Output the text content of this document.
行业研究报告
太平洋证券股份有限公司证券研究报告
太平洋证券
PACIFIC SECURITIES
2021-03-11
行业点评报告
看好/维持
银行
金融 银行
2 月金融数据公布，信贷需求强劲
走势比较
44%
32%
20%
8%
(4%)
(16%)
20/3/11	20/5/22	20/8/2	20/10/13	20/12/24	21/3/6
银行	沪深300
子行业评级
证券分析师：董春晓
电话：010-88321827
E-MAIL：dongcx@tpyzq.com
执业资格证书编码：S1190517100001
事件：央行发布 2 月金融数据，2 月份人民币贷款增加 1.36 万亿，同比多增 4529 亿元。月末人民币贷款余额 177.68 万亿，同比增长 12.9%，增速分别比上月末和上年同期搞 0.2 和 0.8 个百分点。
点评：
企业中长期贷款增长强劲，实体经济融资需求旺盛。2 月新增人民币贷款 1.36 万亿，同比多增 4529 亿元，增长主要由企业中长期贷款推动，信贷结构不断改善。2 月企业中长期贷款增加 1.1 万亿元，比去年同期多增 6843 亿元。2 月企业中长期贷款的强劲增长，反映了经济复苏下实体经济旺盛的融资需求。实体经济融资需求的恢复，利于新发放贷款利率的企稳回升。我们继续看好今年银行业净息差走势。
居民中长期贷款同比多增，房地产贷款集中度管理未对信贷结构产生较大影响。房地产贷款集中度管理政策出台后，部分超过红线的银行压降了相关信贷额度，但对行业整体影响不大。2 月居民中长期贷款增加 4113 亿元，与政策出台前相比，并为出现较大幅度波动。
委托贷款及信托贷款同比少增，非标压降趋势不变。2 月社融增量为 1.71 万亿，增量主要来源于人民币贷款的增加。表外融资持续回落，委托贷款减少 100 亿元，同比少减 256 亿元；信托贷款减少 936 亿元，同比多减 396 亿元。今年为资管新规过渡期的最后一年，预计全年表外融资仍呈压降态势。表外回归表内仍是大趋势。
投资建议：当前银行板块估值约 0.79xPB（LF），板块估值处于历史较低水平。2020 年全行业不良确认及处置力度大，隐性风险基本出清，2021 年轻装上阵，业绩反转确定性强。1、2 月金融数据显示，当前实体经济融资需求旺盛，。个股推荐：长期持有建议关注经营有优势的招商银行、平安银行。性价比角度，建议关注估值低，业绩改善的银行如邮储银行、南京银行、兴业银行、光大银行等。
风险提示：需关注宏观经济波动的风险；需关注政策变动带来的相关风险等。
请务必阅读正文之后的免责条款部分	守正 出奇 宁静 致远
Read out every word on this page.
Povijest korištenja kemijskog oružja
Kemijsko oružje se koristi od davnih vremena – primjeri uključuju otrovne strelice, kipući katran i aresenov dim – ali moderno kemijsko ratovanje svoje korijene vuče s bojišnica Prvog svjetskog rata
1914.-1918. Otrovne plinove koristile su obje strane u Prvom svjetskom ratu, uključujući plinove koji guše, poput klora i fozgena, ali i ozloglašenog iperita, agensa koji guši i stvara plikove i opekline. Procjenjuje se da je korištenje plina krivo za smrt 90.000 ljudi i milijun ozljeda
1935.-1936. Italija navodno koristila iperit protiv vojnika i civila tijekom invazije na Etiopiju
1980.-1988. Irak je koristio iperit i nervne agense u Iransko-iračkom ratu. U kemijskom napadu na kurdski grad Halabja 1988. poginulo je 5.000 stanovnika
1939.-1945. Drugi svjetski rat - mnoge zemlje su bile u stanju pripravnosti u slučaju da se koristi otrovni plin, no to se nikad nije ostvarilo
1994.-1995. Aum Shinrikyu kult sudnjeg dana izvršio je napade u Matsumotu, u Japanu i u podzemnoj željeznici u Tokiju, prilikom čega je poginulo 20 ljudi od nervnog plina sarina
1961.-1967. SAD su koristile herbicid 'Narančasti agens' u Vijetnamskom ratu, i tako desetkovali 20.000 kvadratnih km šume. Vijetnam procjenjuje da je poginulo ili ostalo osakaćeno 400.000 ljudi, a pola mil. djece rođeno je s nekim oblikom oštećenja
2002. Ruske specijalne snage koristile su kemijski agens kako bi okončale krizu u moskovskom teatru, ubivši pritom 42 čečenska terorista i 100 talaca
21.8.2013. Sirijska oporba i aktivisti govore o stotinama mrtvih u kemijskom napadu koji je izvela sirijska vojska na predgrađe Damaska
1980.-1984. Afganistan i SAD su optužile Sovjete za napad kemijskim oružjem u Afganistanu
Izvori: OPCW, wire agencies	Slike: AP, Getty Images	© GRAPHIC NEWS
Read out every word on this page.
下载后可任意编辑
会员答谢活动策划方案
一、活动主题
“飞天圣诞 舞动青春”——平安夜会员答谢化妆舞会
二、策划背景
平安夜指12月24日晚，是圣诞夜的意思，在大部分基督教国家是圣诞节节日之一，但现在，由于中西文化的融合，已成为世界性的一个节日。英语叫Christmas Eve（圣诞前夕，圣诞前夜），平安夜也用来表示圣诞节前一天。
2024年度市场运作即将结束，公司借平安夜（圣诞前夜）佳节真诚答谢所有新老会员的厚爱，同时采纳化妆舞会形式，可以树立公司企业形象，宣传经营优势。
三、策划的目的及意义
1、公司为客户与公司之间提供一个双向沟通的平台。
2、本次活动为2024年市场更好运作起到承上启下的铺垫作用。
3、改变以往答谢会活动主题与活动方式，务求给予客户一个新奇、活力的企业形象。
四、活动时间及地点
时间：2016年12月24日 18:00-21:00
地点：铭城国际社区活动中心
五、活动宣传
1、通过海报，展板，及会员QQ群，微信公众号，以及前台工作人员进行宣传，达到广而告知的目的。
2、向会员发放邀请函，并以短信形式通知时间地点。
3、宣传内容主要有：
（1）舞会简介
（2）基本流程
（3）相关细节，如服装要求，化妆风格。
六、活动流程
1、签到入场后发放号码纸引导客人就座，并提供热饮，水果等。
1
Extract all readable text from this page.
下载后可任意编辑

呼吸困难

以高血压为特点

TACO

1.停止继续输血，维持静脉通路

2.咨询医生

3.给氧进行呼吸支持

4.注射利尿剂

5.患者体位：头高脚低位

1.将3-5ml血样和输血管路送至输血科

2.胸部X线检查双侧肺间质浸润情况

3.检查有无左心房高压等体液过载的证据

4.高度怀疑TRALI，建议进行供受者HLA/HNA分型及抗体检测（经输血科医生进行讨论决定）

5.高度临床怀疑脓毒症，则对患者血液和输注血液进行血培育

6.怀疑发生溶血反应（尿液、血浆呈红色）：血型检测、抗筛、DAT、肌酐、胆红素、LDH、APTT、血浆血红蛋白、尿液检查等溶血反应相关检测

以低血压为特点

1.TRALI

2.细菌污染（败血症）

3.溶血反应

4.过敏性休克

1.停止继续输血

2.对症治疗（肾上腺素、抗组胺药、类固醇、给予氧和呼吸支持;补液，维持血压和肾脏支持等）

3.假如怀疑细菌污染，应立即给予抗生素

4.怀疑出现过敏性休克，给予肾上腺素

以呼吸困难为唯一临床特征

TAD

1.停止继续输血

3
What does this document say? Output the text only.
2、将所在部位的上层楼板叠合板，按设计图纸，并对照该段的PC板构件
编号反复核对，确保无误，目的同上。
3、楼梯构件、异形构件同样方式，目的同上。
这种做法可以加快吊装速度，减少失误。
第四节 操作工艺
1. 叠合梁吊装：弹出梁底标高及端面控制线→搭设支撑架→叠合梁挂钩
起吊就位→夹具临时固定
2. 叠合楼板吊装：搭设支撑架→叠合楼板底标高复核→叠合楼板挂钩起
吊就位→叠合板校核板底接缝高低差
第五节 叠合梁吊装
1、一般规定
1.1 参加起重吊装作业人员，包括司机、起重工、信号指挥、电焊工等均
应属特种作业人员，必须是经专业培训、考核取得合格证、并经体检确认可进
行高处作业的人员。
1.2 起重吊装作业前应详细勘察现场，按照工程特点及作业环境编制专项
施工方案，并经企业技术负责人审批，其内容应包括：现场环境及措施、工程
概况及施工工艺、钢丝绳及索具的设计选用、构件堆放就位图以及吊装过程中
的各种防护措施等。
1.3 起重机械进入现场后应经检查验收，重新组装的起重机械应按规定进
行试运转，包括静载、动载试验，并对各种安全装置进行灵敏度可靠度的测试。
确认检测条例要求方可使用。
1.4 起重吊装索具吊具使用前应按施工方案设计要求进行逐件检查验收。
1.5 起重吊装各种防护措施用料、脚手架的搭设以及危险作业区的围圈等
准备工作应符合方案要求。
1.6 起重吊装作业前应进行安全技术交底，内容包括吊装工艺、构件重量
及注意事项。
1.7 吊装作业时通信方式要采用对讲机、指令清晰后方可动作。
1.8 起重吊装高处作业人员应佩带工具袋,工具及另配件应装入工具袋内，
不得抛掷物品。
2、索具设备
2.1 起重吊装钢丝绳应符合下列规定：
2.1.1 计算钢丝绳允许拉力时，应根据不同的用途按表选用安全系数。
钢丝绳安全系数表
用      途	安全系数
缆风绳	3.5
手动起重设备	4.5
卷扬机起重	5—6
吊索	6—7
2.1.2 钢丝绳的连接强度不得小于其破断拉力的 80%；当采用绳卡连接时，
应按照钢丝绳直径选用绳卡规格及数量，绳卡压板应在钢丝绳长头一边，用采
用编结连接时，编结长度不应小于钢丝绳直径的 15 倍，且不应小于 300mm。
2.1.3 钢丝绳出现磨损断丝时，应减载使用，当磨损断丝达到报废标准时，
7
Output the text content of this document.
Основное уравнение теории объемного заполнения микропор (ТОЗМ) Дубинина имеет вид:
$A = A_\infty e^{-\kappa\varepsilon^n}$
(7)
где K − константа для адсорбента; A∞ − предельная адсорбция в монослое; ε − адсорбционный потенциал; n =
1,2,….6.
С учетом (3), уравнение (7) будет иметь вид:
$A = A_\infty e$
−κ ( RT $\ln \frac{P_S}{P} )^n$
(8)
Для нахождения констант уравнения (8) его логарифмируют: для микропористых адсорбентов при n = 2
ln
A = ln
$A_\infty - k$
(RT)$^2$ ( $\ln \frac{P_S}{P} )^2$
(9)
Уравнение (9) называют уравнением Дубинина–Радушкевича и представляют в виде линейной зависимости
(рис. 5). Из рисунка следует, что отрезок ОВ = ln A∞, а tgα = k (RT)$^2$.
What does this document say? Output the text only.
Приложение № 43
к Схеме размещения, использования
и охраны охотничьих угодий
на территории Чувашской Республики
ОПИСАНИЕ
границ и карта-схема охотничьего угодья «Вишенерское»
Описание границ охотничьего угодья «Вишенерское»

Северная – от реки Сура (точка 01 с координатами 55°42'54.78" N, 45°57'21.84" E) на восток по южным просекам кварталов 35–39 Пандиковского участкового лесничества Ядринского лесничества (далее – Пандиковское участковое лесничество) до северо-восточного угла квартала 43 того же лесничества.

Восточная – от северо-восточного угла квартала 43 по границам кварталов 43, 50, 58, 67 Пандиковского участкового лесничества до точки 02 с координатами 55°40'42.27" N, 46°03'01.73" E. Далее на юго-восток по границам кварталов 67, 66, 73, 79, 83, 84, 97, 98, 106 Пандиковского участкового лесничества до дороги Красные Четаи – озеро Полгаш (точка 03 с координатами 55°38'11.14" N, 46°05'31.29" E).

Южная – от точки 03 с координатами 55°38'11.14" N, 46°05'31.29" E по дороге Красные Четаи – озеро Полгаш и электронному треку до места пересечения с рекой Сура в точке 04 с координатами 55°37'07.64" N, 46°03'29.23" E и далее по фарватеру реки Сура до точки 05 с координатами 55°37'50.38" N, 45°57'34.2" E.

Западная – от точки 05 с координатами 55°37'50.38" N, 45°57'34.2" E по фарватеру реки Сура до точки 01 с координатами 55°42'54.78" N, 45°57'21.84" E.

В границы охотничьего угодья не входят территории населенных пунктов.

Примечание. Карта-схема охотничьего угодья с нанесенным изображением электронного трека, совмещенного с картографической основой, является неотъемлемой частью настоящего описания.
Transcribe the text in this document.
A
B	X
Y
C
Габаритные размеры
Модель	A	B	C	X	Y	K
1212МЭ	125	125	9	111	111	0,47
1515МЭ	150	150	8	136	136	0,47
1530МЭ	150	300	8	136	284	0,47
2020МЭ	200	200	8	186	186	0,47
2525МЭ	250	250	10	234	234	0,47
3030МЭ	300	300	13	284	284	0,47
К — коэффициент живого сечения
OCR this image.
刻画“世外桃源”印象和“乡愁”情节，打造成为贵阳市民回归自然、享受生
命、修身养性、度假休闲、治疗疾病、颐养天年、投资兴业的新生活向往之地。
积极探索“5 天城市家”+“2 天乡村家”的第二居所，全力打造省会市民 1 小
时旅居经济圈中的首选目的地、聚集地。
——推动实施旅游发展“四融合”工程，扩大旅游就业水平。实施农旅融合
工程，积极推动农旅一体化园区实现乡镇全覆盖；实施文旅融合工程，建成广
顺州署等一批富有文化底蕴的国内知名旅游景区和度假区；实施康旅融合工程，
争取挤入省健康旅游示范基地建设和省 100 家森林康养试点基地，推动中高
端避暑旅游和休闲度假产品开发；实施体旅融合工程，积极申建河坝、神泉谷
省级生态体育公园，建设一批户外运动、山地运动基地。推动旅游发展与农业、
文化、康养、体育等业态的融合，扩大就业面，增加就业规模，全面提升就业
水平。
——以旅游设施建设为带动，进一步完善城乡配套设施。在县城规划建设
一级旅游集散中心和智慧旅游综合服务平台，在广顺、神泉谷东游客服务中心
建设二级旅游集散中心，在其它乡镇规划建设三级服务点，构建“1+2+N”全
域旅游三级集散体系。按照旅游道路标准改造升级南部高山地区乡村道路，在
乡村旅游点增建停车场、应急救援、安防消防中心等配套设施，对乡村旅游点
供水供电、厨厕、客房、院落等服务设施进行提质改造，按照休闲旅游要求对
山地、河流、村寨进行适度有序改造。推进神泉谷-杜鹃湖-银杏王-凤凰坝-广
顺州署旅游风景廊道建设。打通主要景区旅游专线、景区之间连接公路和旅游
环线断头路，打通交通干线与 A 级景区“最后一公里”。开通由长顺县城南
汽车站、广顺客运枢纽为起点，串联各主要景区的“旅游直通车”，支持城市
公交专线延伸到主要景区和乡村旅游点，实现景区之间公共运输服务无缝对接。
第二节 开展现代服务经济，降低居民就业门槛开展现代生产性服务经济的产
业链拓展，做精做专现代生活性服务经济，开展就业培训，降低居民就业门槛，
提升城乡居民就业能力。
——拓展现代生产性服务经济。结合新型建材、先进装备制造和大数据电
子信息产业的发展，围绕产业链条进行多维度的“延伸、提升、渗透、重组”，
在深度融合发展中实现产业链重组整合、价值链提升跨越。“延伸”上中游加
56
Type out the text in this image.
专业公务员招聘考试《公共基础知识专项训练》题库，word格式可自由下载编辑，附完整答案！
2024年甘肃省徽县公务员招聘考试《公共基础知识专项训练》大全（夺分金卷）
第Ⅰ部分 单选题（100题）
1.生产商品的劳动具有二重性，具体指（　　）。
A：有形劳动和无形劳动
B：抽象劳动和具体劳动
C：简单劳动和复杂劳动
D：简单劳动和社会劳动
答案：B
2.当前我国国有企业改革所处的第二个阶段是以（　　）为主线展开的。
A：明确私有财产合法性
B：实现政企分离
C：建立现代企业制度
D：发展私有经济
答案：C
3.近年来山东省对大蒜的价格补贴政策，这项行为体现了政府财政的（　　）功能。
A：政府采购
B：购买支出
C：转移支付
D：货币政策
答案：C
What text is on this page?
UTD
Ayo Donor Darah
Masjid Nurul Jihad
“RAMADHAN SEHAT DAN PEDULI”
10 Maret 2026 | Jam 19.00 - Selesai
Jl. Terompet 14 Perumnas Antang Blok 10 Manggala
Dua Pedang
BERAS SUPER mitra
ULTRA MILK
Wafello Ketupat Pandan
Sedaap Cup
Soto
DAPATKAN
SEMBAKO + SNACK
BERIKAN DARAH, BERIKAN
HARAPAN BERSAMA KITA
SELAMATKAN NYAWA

**OBJECTIVE:** Return each line among the entries that holds the word "Красные".

**WRITTEN ANSWER:**
Восточная – от северо-восточного угла квартала 43 по границам кварталов 43, 50, 58, 67 Пандиковского участкового лесничества до точки 02 с координатами 55°40'42.27" N, 46°03'01.73" E. Далее на юго-восток по границам кварталов 67, 66, 73, 79, 83, 84, 97, 98, 106 Пандиковского участкового лесничества до дороги Красные Четаи – озеро Полгаш (точка 03 с координатами 55°38'11.14" N, 46°05'31.29" E).
Южная – от точки 03 с координатами 55°38'11.14" N, 46°05'31.29" E по дороге Красные Четаи – озеро Полгаш и электронному треку до места пересечения с рекой Сура в точке 04 с координатами 55°37'07.64" N, 46°03'29.23" E и далее по фарватеру реки Сура до точки 05 с координатами 55°37'50.38" N, 45°57'34.2" E.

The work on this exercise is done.